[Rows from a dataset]

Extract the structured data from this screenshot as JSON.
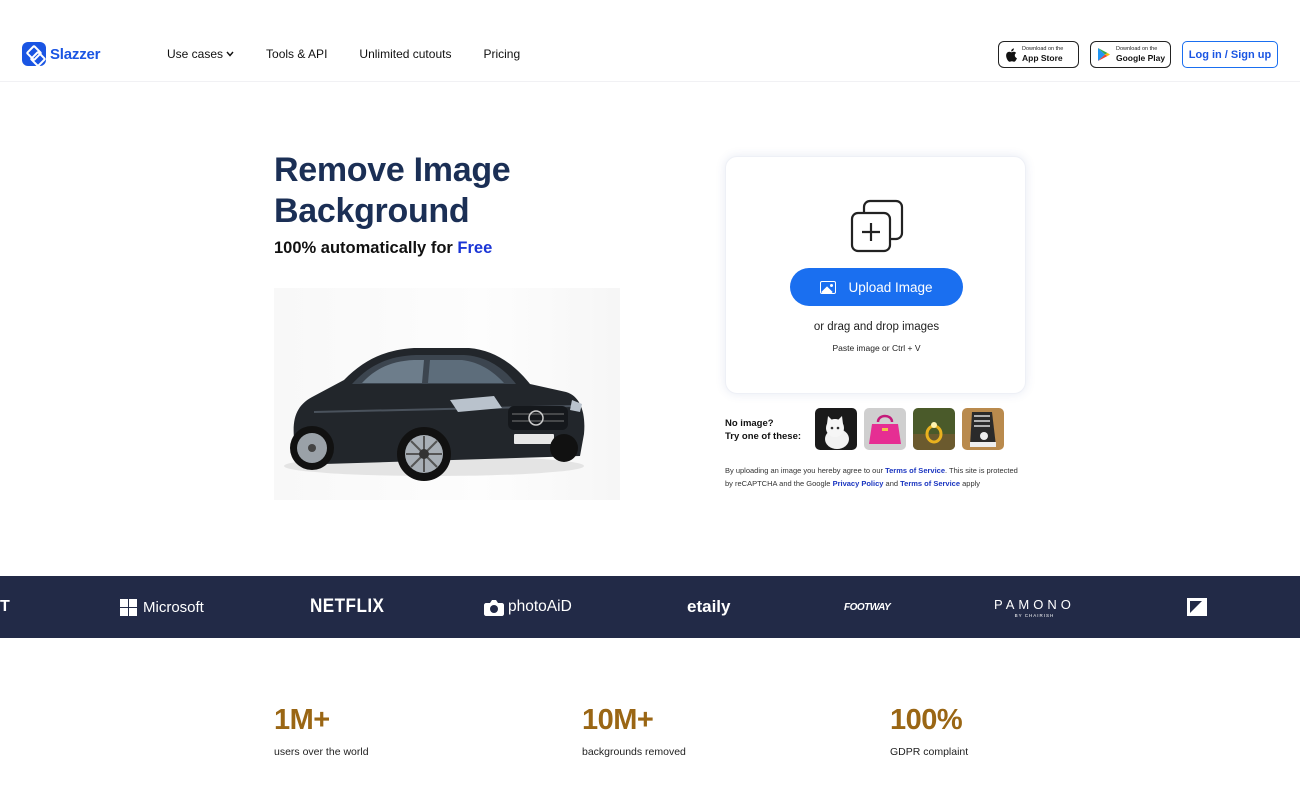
{
  "header": {
    "logo_text": "Slazzer",
    "nav": [
      {
        "label": "Use cases",
        "has_dropdown": true
      },
      {
        "label": "Tools & API"
      },
      {
        "label": "Unlimited cutouts"
      },
      {
        "label": "Pricing"
      }
    ],
    "app_store": {
      "small": "Download on the",
      "big": "App Store"
    },
    "google_play": {
      "small": "Download on the",
      "big": "Google Play"
    },
    "login_label": "Log in / Sign up"
  },
  "hero": {
    "title_line1": "Remove Image",
    "title_line2": "Background",
    "subtitle_prefix": "100% automatically for ",
    "subtitle_highlight": "Free"
  },
  "upload": {
    "button_label": "Upload Image",
    "drag_text": "or drag and drop images",
    "paste_text": "Paste image or Ctrl + V",
    "no_image_line1": "No image?",
    "no_image_line2": "Try one of these:",
    "samples": [
      "kitten",
      "pink-handbag",
      "ring",
      "sneaker"
    ]
  },
  "terms": {
    "part1": "By uploading an image you hereby agree to our ",
    "link1": "Terms of Service",
    "part2": ". This site is protected by reCAPTCHA and the Google ",
    "link2": "Privacy Policy",
    "part3": " and ",
    "link3": "Terms of Service",
    "part4": " apply"
  },
  "brands": {
    "partial": "T",
    "microsoft": "Microsoft",
    "netflix": "NETFLIX",
    "photoaid": "photoAiD",
    "etaily": "etaily",
    "footway": "FOOTWAY",
    "pamono": "PAMONO",
    "pamono_sub": "BY CHAIRISH"
  },
  "stats": [
    {
      "value": "1M+",
      "label": "users over the world"
    },
    {
      "value": "10M+",
      "label": "backgrounds removed"
    },
    {
      "value": "100%",
      "label": "GDPR complaint"
    }
  ],
  "colors": {
    "brand_blue": "#1a55e3",
    "button_blue": "#1a6ff0",
    "title_navy": "#1b2f55",
    "strip_navy": "#222a47",
    "stat_gold": "#9a6614"
  }
}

→ **What the task asks**: Without the pictures, output the full listing exactly as it stands.

→ **Correct answer**:
Extract the structured data from this screenshot as JSON.
{
  "header": {
    "logo_text": "Slazzer",
    "nav": [
      {
        "label": "Use cases",
        "has_dropdown": true
      },
      {
        "label": "Tools & API"
      },
      {
        "label": "Unlimited cutouts"
      },
      {
        "label": "Pricing"
      }
    ],
    "app_store": {
      "small": "Download on the",
      "big": "App Store"
    },
    "google_play": {
      "small": "Download on the",
      "big": "Google Play"
    },
    "login_label": "Log in / Sign up"
  },
  "hero": {
    "title_line1": "Remove Image",
    "title_line2": "Background",
    "subtitle_prefix": "100% automatically for ",
    "subtitle_highlight": "Free"
  },
  "upload": {
    "button_label": "Upload Image",
    "drag_text": "or drag and drop images",
    "paste_text": "Paste image or Ctrl + V",
    "no_image_line1": "No image?",
    "no_image_line2": "Try one of these:",
    "samples": [
      "kitten",
      "pink-handbag",
      "ring",
      "sneaker"
    ]
  },
  "terms": {
    "part1": "By uploading an image you hereby agree to our ",
    "link1": "Terms of Service",
    "part2": ". This site is protected by reCAPTCHA and the Google ",
    "link2": "Privacy Policy",
    "part3": " and ",
    "link3": "Terms of Service",
    "part4": " apply"
  },
  "brands": {
    "partial": "T",
    "microsoft": "Microsoft",
    "netflix": "NETFLIX",
    "photoaid": "photoAiD",
    "etaily": "etaily",
    "footway": "FOOTWAY",
    "pamono": "PAMONO",
    "pamono_sub": "BY CHAIRISH"
  },
  "stats": [
    {
      "value": "1M+",
      "label": "users over the world"
    },
    {
      "value": "10M+",
      "label": "backgrounds removed"
    },
    {
      "value": "100%",
      "label": "GDPR complaint"
    }
  ],
  "colors": {
    "brand_blue": "#1a55e3",
    "button_blue": "#1a6ff0",
    "title_navy": "#1b2f55",
    "strip_navy": "#222a47",
    "stat_gold": "#9a6614"
  }
}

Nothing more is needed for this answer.